## BEGIN
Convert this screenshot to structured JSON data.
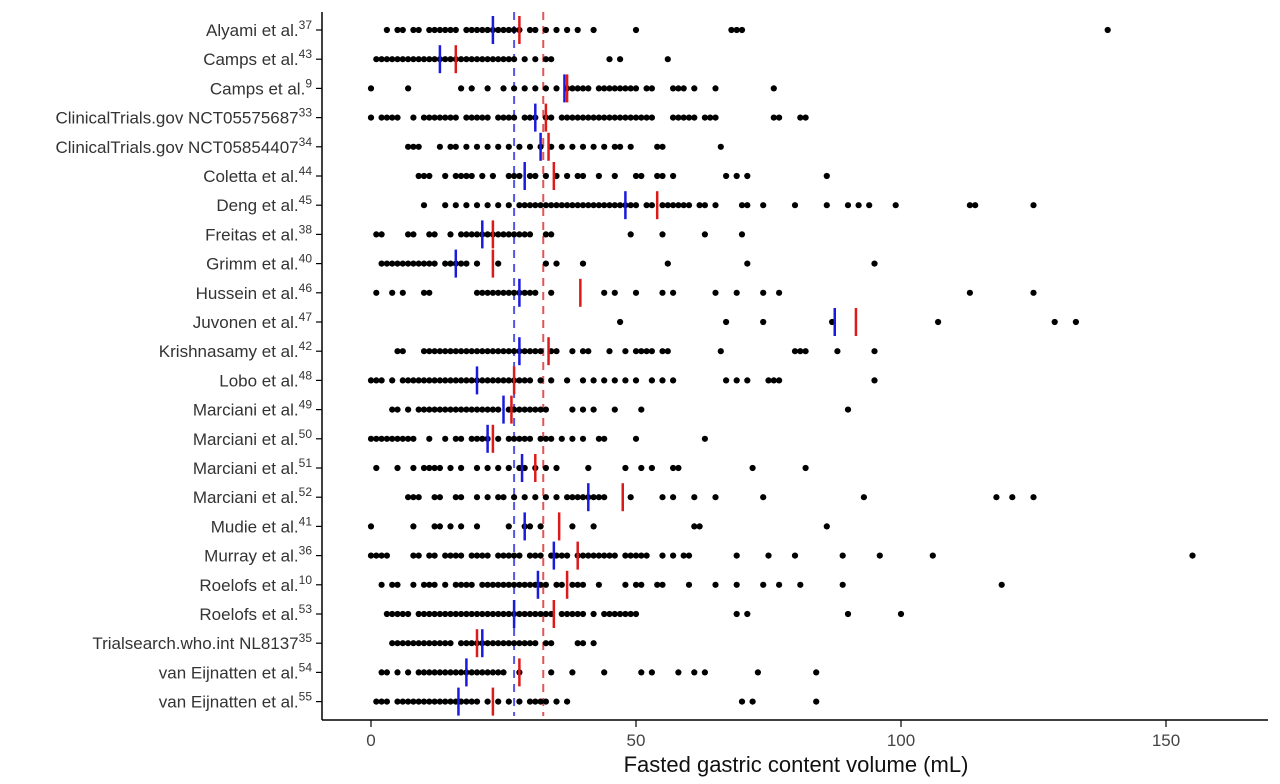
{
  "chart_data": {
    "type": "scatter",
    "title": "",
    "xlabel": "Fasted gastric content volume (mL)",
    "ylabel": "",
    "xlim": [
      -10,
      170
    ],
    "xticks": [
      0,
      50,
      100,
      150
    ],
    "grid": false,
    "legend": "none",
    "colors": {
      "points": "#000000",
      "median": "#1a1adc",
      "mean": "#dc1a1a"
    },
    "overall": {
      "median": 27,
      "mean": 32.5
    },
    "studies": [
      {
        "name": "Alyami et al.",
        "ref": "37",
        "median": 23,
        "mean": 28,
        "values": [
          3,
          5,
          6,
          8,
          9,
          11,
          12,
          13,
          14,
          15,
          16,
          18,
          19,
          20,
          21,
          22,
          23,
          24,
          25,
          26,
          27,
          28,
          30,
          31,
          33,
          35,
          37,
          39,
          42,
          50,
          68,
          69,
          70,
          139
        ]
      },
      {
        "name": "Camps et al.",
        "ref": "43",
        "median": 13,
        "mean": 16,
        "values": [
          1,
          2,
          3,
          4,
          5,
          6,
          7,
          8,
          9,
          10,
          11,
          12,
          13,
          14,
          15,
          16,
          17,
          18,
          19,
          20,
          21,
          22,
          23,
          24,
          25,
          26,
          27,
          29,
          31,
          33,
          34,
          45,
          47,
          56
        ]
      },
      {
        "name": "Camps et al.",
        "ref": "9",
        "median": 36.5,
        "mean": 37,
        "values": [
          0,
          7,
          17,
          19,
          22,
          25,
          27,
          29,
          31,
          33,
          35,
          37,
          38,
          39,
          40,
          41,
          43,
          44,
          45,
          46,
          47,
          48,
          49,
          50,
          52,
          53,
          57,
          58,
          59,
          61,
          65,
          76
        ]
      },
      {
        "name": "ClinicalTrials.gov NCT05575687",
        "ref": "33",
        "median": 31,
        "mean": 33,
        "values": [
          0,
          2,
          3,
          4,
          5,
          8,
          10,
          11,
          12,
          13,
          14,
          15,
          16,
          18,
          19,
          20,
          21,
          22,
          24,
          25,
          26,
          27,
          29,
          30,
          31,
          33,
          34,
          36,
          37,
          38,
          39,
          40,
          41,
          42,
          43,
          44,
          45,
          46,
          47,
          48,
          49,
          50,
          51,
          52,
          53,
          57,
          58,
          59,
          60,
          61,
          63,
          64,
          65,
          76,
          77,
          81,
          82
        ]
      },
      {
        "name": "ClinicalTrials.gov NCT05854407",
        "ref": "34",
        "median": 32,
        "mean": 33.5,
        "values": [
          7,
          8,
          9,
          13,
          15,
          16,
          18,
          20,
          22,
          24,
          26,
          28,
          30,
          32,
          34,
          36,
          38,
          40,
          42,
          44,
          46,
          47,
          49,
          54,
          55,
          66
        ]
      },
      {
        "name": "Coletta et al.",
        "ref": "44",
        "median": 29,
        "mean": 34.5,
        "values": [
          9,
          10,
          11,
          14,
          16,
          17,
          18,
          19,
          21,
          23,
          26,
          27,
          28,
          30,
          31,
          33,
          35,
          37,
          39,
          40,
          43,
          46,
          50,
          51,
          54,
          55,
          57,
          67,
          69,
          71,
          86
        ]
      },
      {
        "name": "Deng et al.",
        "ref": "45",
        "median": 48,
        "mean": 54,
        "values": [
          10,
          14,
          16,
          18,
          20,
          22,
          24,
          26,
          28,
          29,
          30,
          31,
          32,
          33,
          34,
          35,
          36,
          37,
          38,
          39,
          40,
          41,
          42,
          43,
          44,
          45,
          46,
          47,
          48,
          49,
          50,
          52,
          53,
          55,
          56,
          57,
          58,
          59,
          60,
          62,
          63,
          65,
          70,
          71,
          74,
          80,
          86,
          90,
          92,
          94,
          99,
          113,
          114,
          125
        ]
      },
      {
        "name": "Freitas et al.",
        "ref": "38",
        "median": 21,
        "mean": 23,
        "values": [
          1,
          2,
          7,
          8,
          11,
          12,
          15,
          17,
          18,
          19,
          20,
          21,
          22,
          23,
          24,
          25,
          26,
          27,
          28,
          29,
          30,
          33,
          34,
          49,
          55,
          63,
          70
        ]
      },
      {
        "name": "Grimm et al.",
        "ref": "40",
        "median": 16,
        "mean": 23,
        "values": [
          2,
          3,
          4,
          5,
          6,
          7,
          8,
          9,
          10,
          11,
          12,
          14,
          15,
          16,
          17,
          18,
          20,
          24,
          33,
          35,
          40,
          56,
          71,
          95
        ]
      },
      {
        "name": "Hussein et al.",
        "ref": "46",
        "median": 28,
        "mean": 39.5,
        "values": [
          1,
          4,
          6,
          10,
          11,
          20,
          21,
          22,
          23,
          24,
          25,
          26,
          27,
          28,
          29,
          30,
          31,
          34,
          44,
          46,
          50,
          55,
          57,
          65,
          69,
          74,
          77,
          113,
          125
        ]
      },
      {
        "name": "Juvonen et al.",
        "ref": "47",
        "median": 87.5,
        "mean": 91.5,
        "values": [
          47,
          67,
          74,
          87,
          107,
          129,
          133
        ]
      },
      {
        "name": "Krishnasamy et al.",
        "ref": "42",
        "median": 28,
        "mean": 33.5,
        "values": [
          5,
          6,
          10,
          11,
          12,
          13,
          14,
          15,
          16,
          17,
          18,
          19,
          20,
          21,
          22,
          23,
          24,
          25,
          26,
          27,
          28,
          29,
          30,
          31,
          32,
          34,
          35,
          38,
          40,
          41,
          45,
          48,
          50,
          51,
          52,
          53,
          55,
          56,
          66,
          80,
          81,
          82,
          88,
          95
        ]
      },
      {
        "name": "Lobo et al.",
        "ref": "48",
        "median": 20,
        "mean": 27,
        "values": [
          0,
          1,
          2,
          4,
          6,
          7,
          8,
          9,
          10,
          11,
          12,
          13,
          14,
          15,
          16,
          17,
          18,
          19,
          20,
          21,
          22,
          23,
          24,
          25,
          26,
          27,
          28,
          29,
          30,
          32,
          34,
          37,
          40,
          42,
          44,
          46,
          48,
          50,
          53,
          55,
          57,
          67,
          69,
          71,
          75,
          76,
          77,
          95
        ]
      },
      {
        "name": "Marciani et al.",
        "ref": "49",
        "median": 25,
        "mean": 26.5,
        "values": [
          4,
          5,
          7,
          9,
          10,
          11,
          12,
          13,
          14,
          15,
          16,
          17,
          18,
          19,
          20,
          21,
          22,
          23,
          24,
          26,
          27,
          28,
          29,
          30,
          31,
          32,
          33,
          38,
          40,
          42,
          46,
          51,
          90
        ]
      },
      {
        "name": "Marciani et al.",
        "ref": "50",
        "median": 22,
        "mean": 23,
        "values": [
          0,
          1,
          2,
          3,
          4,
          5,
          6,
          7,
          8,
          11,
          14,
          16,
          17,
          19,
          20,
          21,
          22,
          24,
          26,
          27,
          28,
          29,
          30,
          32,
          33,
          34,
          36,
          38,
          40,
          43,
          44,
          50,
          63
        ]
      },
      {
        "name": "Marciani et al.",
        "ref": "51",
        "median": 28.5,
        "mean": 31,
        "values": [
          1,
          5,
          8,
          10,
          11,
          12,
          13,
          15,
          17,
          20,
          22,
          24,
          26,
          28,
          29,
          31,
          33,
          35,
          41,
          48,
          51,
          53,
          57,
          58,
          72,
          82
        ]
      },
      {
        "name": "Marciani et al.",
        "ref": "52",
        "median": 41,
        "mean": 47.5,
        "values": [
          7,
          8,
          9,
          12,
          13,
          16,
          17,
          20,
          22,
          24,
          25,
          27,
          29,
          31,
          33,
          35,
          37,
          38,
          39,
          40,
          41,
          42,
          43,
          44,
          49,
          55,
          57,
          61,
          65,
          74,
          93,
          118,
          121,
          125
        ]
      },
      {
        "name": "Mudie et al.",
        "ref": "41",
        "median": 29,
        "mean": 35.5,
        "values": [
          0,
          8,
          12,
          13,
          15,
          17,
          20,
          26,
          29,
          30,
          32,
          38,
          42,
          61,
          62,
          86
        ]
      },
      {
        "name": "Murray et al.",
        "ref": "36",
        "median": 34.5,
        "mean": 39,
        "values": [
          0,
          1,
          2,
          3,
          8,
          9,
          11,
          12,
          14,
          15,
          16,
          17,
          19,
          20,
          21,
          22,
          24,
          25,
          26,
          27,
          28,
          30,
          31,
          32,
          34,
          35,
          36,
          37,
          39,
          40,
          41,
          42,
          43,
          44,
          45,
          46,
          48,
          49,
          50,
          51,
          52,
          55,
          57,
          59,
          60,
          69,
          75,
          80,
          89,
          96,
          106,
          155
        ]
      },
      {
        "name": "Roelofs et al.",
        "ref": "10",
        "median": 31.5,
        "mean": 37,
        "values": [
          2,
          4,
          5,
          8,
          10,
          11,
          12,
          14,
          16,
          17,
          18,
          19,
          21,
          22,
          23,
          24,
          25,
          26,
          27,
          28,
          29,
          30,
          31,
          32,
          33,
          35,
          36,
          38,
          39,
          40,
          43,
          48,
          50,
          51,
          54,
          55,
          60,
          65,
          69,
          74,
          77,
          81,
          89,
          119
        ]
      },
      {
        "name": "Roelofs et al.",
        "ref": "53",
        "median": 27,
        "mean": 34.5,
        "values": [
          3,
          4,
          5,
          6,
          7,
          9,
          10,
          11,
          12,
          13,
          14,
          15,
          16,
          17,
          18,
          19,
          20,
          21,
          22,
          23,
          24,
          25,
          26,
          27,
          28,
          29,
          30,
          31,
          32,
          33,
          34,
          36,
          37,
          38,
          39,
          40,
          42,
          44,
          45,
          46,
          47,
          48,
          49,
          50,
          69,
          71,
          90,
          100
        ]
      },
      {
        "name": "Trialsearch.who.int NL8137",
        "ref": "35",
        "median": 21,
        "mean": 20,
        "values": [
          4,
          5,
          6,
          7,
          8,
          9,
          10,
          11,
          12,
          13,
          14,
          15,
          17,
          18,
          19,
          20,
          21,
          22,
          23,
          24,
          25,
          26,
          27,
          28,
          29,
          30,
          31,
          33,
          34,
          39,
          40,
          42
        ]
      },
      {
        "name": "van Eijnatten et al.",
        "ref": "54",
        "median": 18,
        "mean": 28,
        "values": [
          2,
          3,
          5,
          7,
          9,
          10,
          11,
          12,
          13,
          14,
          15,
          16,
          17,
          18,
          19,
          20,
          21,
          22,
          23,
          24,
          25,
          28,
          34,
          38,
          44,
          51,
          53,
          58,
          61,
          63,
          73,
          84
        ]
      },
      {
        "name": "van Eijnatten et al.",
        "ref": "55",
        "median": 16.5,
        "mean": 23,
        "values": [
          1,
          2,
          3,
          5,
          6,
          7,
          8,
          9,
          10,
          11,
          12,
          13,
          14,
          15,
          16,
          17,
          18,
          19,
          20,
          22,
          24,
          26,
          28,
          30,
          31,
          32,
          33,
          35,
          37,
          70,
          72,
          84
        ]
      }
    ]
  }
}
## END
- [WORK TO DO] Find the lines with the string "ClinicalTrials" and reproduce them.

- [EXERCISE RESULT]
        "name": "ClinicalTrials.gov NCT05575687",
        "name": "ClinicalTrials.gov NCT05854407",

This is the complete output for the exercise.